** START Entries supplied **
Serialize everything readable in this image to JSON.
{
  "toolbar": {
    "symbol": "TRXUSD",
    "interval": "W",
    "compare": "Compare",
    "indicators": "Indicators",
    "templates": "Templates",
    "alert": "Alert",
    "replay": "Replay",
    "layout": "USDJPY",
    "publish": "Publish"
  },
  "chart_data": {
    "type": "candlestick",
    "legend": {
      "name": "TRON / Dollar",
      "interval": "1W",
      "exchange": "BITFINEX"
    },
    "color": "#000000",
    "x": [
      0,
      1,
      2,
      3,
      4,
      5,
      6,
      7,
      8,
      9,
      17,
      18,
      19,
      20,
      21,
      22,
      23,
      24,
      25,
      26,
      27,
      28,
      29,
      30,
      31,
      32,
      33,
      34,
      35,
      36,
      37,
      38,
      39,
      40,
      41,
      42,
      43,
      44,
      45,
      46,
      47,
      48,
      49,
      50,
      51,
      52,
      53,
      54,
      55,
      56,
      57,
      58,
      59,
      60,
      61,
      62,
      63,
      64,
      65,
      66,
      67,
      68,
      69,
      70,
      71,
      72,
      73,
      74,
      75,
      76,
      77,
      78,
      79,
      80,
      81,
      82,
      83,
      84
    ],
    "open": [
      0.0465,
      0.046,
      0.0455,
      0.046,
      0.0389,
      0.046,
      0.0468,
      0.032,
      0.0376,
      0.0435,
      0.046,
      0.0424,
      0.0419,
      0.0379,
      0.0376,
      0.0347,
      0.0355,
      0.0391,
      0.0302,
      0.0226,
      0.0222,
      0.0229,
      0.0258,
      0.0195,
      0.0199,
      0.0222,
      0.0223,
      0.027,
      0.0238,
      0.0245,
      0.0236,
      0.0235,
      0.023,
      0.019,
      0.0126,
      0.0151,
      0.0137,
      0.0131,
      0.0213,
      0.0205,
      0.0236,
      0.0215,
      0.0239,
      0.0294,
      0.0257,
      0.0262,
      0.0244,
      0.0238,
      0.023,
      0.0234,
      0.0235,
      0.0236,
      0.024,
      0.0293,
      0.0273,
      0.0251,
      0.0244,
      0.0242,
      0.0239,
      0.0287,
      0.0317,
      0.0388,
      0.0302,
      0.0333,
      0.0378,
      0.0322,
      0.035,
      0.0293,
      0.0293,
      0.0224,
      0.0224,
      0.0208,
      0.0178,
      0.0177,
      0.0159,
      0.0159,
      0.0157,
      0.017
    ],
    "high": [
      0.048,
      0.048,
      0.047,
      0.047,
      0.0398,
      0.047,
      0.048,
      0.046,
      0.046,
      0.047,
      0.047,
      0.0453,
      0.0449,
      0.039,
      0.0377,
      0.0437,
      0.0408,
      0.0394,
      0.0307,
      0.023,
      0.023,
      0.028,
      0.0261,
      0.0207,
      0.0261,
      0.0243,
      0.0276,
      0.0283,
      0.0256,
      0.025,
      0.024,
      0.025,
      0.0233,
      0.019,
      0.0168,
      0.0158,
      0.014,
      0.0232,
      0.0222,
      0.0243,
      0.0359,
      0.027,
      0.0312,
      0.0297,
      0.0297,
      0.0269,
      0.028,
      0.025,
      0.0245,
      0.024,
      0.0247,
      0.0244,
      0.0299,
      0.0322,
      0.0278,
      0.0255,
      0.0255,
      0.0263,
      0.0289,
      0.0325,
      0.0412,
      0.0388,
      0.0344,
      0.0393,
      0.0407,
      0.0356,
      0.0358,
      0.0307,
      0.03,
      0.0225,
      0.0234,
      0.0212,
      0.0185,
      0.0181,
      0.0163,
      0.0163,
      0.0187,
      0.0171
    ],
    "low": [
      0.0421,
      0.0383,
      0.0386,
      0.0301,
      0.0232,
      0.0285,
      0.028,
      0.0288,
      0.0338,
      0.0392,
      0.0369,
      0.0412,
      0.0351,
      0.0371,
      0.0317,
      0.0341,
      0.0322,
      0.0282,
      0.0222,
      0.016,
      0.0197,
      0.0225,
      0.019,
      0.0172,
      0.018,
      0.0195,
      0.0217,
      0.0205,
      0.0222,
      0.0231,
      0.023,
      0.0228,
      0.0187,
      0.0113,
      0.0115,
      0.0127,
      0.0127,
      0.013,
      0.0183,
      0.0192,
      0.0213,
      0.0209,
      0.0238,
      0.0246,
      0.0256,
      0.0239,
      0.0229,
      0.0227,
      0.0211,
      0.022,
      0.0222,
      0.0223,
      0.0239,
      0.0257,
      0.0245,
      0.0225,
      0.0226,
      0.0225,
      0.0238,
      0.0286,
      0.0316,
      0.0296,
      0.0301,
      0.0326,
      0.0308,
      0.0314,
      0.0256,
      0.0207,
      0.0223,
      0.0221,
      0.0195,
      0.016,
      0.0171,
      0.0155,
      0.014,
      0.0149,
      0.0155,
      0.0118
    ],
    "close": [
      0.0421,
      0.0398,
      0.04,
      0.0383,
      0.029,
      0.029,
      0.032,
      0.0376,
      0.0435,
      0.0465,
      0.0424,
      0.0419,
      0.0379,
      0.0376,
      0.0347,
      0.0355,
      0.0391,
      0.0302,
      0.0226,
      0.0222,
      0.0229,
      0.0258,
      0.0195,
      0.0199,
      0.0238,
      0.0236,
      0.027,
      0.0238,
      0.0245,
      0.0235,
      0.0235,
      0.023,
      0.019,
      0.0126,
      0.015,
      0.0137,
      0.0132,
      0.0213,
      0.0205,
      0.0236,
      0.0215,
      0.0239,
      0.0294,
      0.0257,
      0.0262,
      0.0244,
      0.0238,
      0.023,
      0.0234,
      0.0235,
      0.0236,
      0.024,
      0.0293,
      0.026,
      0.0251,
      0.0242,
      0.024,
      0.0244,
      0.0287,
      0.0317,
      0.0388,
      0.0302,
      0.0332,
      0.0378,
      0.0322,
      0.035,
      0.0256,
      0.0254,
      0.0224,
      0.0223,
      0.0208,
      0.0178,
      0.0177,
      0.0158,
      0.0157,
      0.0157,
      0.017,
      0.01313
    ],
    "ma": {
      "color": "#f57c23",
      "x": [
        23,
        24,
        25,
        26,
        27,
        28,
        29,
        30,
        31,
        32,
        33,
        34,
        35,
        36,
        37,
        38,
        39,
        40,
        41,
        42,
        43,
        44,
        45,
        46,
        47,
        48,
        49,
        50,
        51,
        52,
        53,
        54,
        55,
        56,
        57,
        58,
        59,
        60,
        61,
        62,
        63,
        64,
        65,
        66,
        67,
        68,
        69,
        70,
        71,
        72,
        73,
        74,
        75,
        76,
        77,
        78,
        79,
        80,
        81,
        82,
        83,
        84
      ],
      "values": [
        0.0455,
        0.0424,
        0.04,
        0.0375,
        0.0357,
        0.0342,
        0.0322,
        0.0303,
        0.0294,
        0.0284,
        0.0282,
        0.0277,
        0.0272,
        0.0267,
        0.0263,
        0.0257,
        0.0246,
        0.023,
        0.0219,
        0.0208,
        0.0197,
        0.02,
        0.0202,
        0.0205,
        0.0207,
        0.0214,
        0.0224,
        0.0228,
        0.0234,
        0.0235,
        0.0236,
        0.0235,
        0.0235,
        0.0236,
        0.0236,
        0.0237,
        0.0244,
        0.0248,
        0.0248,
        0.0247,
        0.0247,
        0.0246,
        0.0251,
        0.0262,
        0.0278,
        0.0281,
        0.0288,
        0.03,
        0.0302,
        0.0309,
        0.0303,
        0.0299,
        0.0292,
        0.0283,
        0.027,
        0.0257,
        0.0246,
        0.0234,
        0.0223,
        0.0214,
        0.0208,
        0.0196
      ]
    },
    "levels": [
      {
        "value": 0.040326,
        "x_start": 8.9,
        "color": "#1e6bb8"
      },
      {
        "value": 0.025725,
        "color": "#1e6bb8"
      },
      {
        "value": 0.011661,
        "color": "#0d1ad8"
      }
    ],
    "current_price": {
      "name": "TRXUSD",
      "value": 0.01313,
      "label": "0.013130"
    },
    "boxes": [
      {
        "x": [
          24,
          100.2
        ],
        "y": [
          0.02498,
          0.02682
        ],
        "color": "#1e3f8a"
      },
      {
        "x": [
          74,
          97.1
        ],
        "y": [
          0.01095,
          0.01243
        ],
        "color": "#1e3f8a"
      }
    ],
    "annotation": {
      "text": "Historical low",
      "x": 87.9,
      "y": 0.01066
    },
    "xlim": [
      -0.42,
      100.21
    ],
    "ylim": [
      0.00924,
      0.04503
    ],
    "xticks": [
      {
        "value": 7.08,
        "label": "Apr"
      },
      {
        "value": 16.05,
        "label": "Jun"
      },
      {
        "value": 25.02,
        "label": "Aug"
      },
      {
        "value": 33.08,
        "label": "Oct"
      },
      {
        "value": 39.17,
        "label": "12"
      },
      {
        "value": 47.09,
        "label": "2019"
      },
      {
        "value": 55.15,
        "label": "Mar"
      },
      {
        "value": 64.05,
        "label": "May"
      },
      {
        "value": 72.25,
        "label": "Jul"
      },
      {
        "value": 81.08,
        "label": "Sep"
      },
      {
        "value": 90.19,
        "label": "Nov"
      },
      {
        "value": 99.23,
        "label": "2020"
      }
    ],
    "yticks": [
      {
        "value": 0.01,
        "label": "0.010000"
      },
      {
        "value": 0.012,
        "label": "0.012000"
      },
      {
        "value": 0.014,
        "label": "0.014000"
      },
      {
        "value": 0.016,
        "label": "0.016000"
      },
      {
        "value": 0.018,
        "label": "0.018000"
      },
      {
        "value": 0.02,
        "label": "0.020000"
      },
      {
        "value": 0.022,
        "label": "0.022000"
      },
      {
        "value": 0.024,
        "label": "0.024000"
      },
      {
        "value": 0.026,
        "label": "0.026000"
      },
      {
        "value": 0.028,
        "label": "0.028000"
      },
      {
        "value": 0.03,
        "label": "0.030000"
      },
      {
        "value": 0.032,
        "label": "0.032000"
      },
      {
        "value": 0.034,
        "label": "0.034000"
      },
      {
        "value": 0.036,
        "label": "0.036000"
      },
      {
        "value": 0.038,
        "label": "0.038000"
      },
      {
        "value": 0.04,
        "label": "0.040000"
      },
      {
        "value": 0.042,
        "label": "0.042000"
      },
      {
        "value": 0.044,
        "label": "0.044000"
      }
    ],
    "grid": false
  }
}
** END Entries supplied **
Copy out the lines in which the string "color" appears.

Reply to the task:
    "color": "#000000",
      "color": "#f57c23",
        "color": "#1e6bb8"
        "color": "#1e6bb8"
        "color": "#0d1ad8"
        "color": "#1e3f8a"
        "color": "#1e3f8a"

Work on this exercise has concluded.